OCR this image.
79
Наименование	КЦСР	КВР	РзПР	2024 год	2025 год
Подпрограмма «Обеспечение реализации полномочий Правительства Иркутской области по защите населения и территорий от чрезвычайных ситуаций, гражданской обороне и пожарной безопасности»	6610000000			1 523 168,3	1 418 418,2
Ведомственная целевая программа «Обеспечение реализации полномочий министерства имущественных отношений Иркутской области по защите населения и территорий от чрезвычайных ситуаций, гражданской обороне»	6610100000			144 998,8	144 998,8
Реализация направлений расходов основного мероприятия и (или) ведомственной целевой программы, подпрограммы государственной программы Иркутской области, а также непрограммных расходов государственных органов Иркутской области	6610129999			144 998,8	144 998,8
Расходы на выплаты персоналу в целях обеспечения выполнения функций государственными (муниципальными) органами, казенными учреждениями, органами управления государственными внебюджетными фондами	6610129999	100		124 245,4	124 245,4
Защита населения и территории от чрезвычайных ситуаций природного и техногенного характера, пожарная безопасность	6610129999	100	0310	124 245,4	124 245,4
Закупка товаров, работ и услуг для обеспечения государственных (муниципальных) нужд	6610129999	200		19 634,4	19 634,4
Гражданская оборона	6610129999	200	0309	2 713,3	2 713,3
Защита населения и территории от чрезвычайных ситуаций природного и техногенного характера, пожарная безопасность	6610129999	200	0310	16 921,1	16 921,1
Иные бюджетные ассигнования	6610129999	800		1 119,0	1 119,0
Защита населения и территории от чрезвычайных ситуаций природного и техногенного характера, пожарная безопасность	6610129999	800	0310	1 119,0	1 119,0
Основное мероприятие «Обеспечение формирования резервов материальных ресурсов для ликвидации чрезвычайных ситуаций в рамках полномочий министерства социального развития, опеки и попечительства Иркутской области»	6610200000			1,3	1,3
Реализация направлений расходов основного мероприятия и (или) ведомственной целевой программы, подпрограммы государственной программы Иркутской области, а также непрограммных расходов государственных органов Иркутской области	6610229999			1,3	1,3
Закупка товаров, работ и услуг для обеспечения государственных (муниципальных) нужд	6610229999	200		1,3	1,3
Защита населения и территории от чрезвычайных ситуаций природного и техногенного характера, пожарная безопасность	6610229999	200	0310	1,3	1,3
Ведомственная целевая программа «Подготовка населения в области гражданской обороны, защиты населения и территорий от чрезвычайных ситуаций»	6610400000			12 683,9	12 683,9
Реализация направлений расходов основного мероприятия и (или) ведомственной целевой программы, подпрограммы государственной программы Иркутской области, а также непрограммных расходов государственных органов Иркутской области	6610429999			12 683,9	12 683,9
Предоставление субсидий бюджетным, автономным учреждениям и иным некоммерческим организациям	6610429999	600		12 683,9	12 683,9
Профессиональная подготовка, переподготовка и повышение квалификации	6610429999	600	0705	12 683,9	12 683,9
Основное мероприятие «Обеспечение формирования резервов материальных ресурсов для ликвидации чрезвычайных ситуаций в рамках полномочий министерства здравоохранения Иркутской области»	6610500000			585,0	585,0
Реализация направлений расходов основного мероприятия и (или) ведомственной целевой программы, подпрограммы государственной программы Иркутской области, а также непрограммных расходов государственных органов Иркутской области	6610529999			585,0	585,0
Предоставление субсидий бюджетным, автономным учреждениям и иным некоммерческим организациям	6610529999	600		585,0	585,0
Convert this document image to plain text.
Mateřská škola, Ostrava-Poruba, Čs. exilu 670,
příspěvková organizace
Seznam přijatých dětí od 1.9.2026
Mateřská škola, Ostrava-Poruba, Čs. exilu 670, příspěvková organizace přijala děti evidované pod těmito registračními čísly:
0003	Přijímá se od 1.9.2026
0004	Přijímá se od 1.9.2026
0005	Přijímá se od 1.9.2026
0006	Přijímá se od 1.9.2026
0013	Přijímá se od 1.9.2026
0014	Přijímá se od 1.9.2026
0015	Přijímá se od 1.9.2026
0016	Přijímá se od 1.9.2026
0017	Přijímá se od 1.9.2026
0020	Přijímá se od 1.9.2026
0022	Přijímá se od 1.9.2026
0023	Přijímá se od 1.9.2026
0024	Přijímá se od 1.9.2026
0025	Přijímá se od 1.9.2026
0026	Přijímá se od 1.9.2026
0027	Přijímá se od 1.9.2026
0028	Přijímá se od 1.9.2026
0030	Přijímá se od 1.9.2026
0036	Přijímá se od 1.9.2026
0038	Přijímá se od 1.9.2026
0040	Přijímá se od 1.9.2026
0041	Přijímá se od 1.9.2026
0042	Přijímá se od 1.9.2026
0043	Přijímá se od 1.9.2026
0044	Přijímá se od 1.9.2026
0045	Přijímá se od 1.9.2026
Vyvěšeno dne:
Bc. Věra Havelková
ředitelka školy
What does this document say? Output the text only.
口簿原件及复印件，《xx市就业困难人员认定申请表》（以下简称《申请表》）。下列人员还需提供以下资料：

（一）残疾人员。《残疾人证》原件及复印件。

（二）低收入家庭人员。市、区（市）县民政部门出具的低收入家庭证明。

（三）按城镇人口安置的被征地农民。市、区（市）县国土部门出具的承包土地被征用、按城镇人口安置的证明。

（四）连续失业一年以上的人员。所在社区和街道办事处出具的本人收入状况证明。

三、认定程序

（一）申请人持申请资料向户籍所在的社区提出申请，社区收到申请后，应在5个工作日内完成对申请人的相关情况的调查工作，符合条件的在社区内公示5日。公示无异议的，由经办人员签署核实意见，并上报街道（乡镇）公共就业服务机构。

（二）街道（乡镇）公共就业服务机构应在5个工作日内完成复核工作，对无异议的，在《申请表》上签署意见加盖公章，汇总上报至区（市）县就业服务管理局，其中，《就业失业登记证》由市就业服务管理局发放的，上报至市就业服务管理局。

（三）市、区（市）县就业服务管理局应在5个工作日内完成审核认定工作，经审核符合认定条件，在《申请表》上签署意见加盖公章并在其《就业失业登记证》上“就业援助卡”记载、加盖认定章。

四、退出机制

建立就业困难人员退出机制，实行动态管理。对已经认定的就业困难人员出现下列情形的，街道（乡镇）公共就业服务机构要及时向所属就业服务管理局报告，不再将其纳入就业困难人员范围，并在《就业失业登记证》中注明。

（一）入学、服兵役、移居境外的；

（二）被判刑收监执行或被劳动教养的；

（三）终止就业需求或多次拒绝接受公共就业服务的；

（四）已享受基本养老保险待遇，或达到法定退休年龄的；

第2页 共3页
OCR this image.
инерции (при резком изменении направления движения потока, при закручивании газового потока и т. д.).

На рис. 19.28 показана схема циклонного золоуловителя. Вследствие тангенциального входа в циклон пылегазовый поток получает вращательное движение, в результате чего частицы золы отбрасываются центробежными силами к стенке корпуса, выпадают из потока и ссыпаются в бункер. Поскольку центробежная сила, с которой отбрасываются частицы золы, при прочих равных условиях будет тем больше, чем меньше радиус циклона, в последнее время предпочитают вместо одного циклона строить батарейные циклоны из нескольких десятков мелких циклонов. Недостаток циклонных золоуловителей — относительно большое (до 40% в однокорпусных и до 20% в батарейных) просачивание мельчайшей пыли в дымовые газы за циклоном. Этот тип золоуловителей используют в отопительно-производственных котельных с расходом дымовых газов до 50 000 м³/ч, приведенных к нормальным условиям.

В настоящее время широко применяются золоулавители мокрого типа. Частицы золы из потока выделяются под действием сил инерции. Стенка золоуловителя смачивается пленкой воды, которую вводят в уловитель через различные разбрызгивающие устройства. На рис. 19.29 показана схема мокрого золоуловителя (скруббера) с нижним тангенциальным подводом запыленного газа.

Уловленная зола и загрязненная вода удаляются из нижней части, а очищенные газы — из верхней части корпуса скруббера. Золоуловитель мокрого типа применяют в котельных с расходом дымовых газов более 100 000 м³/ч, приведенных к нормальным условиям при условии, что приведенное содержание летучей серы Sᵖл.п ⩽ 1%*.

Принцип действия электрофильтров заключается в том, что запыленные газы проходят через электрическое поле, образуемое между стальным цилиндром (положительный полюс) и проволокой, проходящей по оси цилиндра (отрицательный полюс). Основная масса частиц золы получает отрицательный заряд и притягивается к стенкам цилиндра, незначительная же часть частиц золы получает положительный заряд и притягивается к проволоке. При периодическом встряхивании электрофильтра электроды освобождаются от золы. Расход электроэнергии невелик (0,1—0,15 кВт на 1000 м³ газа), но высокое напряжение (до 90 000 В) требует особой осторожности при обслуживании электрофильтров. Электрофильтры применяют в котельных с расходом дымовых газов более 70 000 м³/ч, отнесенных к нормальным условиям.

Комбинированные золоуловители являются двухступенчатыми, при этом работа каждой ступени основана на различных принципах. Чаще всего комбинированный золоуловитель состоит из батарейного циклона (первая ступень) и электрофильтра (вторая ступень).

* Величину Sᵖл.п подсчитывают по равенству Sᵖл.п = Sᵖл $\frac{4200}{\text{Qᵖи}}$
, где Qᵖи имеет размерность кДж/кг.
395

■ TASK TO CARRY OUT
Filter out every line that lacks the word "программы", and copy the rest.

■ TASK SOLUTION
Реализация направлений расходов основного мероприятия и (или) ведомственной целевой программы, подпрограммы государственной программы Иркутской области, а также непрограммных расходов государственных органов Иркутской области	6610129999			144 998,8	144 998,8
Реализация направлений расходов основного мероприятия и (или) ведомственной целевой программы, подпрограммы государственной программы Иркутской области, а также непрограммных расходов государственных органов Иркутской области	6610229999			1,3	1,3
Реализация направлений расходов основного мероприятия и (или) ведомственной целевой программы, подпрограммы государственной программы Иркутской области, а также непрограммных расходов государственных органов Иркутской области	6610429999			12 683,9	12 683,9
Реализация направлений расходов основного мероприятия и (или) ведомственной целевой программы, подпрограммы государственной программы Иркутской области, а также непрограммных расходов государственных органов Иркутской области	6610529999			585,0	585,0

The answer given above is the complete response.